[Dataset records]

— BEGIN —

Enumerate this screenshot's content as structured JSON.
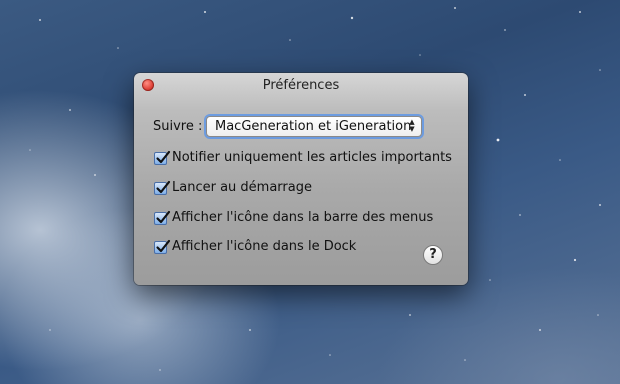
{
  "window": {
    "title": "Préférences"
  },
  "follow": {
    "label": "Suivre :",
    "selected": "MacGeneration et iGeneration"
  },
  "options": [
    {
      "label": "Notifier uniquement les articles importants",
      "checked": true
    },
    {
      "label": "Lancer au démarrage",
      "checked": true
    },
    {
      "label": "Afficher l'icône dans la barre des menus",
      "checked": true
    },
    {
      "label": "Afficher l'icône dans le Dock",
      "checked": true
    }
  ],
  "help": {
    "label": "?"
  }
}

— END —

Set down the material above as is, without any pictures.

Enumerate this screenshot's content as structured JSON.
{
  "window": {
    "title": "Préférences"
  },
  "follow": {
    "label": "Suivre :",
    "selected": "MacGeneration et iGeneration"
  },
  "options": [
    {
      "label": "Notifier uniquement les articles importants",
      "checked": true
    },
    {
      "label": "Lancer au démarrage",
      "checked": true
    },
    {
      "label": "Afficher l'icône dans la barre des menus",
      "checked": true
    },
    {
      "label": "Afficher l'icône dans le Dock",
      "checked": true
    }
  ],
  "help": {
    "label": "?"
  }
}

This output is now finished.